Le liquidateur a alors formé un pourvoi à l'encontre de l'ordonnance du premier président arrêtant l'exécution provisoire, en soutenant que le premier président de la cour d'appel ne pouvait arrêter l'exécution provisoire du jugement qui prononce la résolution du plan. La question centrale posée à la Cour de cassation porte donc sur le périmètre de l'article 328 du décret du 28 décembre 2005 (décret n° 2005-1677, pris en application de la loi n° 2005-845 du 26 juillet 2005 de sauvegarde des entreprises N° Lexbase : L3297HET), texte qui détermine les décisions susceptibles d'arrêt d'exécution provisoire.
Pour rejeter le pourvoi, la Chambre commerciale de la Cour de cassation fait d'abord application des articles L. 626-27, alinéa 2, (N° Lexbase : L4076HBL) et L. 631-19 du Code de commerce (N° Lexbase : L4030HBU) issus de la loi de sauvegarde des entreprises et 159 du décret du 28 décembre 2005 en énonçant que, "lorsque la cessation des paiements du débiteur est constatée au cours de l'exécution du plan, le tribunal décide sa résolution et prononce, par un même jugement, la liquidation judiciaire ; qu'il s'ensuit que l'arrêt de l'exécution provisoire d'un tel jugement, autorisé dans les conditions prévues à l'article 328 du décret du 28 décembre 2005, dans sa rédaction applicable en la cause, en ce qu'il statue sur l'ouverture d'une procédure de liquidation judiciaire emporte nécessairement arrêt de l'exécution provisoire du jugement en ce qu'il décide la résolution du plan".
Pour comprendre la solution, il convient d'abord d'indiquer que l'article L. 626-27 du Code de commerce, dans sa rédaction issue de la loi de sauvegarde des entreprises, est, par exception, applicable, à compter du 1er janvier 2006, aux procédures ouvertes avant son entrée en vigueur. Son alinéa 2 dispose que, "lorsque la cessation des paiements du débiteur est constatée au cours de l'exécution du plan, le tribunal qui a arrêté ce dernier décide, après avis du ministère public, sa résolution et prononce la liquidation judiciaire". En l'espèce, le tribunal, dans son jugement du 28 juillet 2006, avait prononcé la résolution du plan de continuation et fixé la date de cessation de paiements au 25 novembre 2005. La résolution du plan s'était donc accompagnée de l'état de cessation des paiements. En conséquence, l'application de l'alinéa 2 de l'article L. 626-27 du Code de commerce s'imposait.
____
*CONSIGNES:*
1. Dans les lignes de données, de la ligne contenant "scan-button[interactable] — [193, 240, 258, 299]" à la ligne contenant "menu-button-indicator-led — [292, 268, 318, 294]", remplacez "cluster-corner-dot" par "cluster-dot" et recopiez ces lignes sans autre changement.
2. Poursuivez le commentaire sur l'arrêt de l'exécution provisoire du jugement de résolution du plan à partir de sa dernière phrase.

*LIGNES À UTILISER:*
____
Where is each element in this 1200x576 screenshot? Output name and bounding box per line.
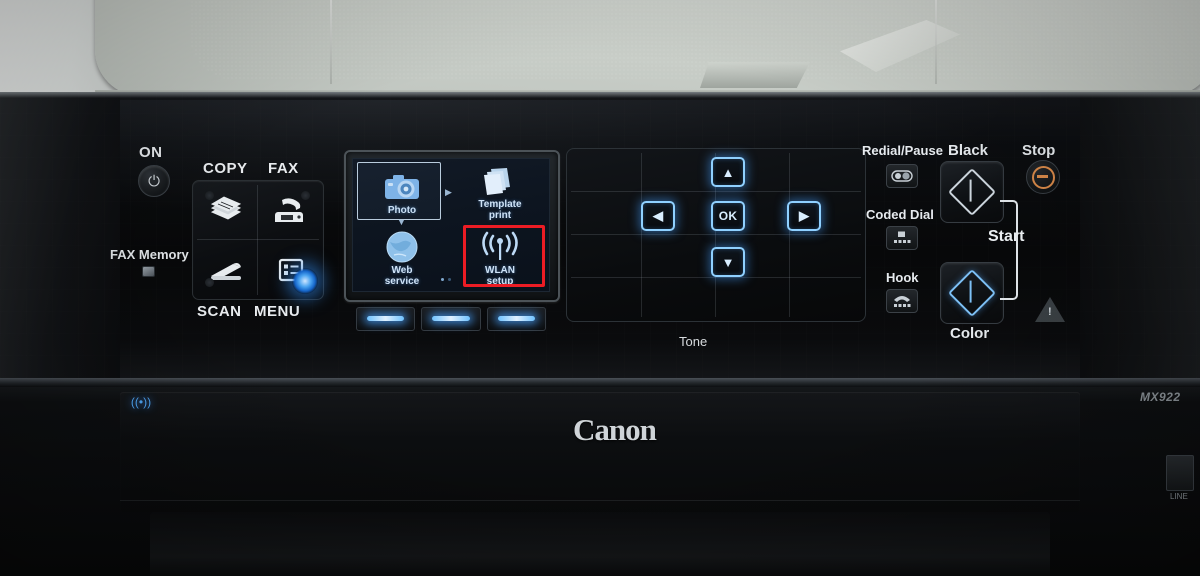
scan-button[interactable] — [193, 240, 258, 299]
power-icon: ⏻ — [148, 172, 160, 190]
keypad-grid-line — [571, 277, 861, 278]
copy-button[interactable] — [193, 181, 258, 240]
cluster-corner-dot — [301, 191, 310, 200]
lcd-item-template-print[interactable]: Template print — [451, 159, 549, 225]
nav-up-button[interactable]: ▲ — [711, 157, 745, 187]
menu-label: MENU — [254, 303, 301, 320]
lcd-item-web-service[interactable]: Web service — [353, 225, 451, 291]
redial-pause-label: Redial/Pause — [862, 143, 943, 158]
cluster-corner-dot — [205, 278, 214, 287]
panel-top-highlight — [0, 92, 1200, 98]
fax-memory-label: FAX Memory — [110, 247, 189, 262]
fax-label: FAX — [268, 160, 299, 177]
canon-brand-logo: Canon — [573, 412, 657, 447]
menu-button-indicator-led — [292, 268, 318, 294]
printer-control-panel-photo: ON ⏻ FAX Memory COPY FAX SCAN MENU Photo… — [0, 0, 1200, 576]
lid-hinge — [700, 62, 810, 88]
lcd-screen[interactable]: Photo Template print Web service WLAN se… — [352, 158, 550, 292]
coded-dial-label: Coded Dial — [866, 207, 934, 222]
page-dot-active — [441, 278, 444, 281]
soft-key-led — [367, 316, 405, 321]
memory-led-icon — [142, 266, 155, 277]
model-number-label: MX922 — [1140, 390, 1181, 404]
lid-seam-left — [330, 0, 332, 84]
lcd-selection-highlight — [357, 162, 441, 220]
page-dot — [448, 278, 451, 281]
line-port — [1166, 455, 1194, 491]
cluster-corner-dot — [205, 191, 214, 200]
lcd-scroll-down-arrow: ▼ — [397, 217, 406, 227]
sheets-icon — [477, 163, 523, 199]
start-diamond-color-icon — [947, 268, 997, 318]
fax-button[interactable] — [258, 181, 323, 240]
hook-label: Hook — [886, 270, 919, 285]
lid-texture — [190, 0, 1200, 80]
power-button[interactable]: ⏻ — [138, 165, 170, 197]
paper-tray-shadow — [150, 512, 1050, 576]
nav-left-button[interactable]: ◀ — [641, 201, 675, 231]
color-label: Color — [950, 325, 990, 342]
wifi-indicator-icon: ((•)) — [130, 395, 152, 409]
lcd-page-indicator — [441, 278, 451, 281]
stop-button[interactable] — [1026, 160, 1060, 194]
front-access-door[interactable] — [120, 392, 1080, 512]
stop-label: Stop — [1022, 142, 1056, 159]
soft-key-led — [432, 316, 470, 321]
power-label: ON — [139, 144, 163, 161]
soft-key-right[interactable] — [486, 307, 546, 331]
coded-dial-button[interactable] — [886, 226, 918, 250]
start-group-bracket — [1000, 200, 1018, 300]
scan-label: SCAN — [197, 303, 242, 320]
nav-right-button[interactable]: ▶ — [787, 201, 821, 231]
fax-machine-icon — [274, 197, 303, 222]
line-port-label: LINE — [1170, 492, 1188, 501]
lcd-caption-web-service: Web service — [384, 265, 420, 287]
hook-button[interactable] — [886, 289, 918, 313]
black-label: Black — [948, 142, 989, 159]
keypad-grid-line — [571, 234, 861, 235]
lid-seam-right — [935, 0, 937, 84]
redial-pause-icon — [891, 170, 913, 182]
hook-handset-icon — [894, 296, 911, 307]
soft-key-center[interactable] — [421, 307, 481, 331]
lcd-caption-template-print: Template print — [478, 199, 522, 221]
color-start-button[interactable] — [940, 262, 1004, 324]
stop-circle-icon — [1031, 165, 1055, 189]
nav-down-button[interactable]: ▼ — [711, 247, 745, 277]
keypad-grid-line — [571, 191, 861, 192]
globe-icon — [379, 229, 425, 265]
soft-key-left[interactable] — [356, 307, 416, 331]
soft-key-led — [497, 316, 535, 321]
redial-pause-button[interactable] — [886, 164, 918, 188]
panel-bottom-edge — [0, 378, 1200, 387]
copy-stack-icon — [210, 195, 241, 220]
ok-button[interactable]: OK — [711, 201, 745, 231]
lcd-scroll-right-arrow: ▶ — [445, 187, 452, 197]
keypad-grid-line — [641, 153, 642, 317]
scanner-lid[interactable] — [95, 0, 1200, 96]
black-start-button[interactable] — [940, 161, 1004, 223]
keypad-grid-line — [789, 153, 790, 317]
alert-button[interactable]: ! — [1034, 295, 1066, 323]
lcd-soft-key-row — [356, 307, 546, 331]
tone-label: Tone — [679, 334, 708, 349]
start-label: Start — [988, 228, 1025, 245]
wlan-setup-annotation-box — [463, 225, 545, 287]
front-door-seam — [120, 500, 1080, 501]
start-diamond-icon — [947, 167, 997, 217]
coded-dial-icon — [894, 231, 911, 243]
alert-triangle-icon: ! — [1035, 296, 1065, 322]
copy-label: COPY — [203, 160, 248, 177]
____
*RÉPONSES:*
1.
scan-button[interactable] — [193, 240, 258, 299]
power-icon: ⏻ — [148, 172, 160, 190]
keypad-grid-line — [571, 277, 861, 278]
copy-button[interactable] — [193, 181, 258, 240]
cluster-dot — [301, 191, 310, 200]
lcd-item-template-print[interactable]: Template print — [451, 159, 549, 225]
nav-up-button[interactable]: ▲ — [711, 157, 745, 187]
menu-label: MENU — [254, 303, 301, 320]
lcd-item-web-service[interactable]: Web service — [353, 225, 451, 291]
redial-pause-label: Redial/Pause — [862, 143, 943, 158]
cluster-dot — [205, 278, 214, 287]
panel-top-highlight — [0, 92, 1200, 98]
fax-memory-label: FAX Memory — [110, 247, 189, 262]
fax-label: FAX — [268, 160, 299, 177]
canon-brand-logo: Canon — [573, 412, 657, 447]
menu-button-indicator-led — [292, 268, 318, 294]

2.
La résolution du plan de sauvegarde entraîne nécessairement, par un même jugement, le prononcé de la liquidation judiciaire. L'article L. 631-19-I du Code de commerce rend applicables au plan de redressement les dispositions du chapitre VI du titre II, au rang desquelles figure l'article L. 626-27.
Pour sa part, l'article 159 du décret du 28 décembre 2005, et plus spécialement son alinéa 2, dispose que, "lorsque le tribunal décide la résolution du plan en application du deuxième alinéa du I de l'article L. 626-27 du même code, il prononce, dans le même jugement, la liquidation judiciaire du débiteur". L'article 361 du décret du 28 décembre 2005 prévoit que "le présent décret n'est pas applicable aux procédures en cours, à l'exception des dispositions suivantes : [...] 2° Les articles 158 et 159 en ce qu'ils s'appliquent au redressement judiciaire". L'article 159 du décret du 28 décembre 2005, devenu, avec la codification, l'article R. 626-48, qui est une disposition d'application de l'article L. 626-27 du Code de commerce, est, comme cette dernière disposition, applicable aux procédures en cours à compter du 1er janvier 2006.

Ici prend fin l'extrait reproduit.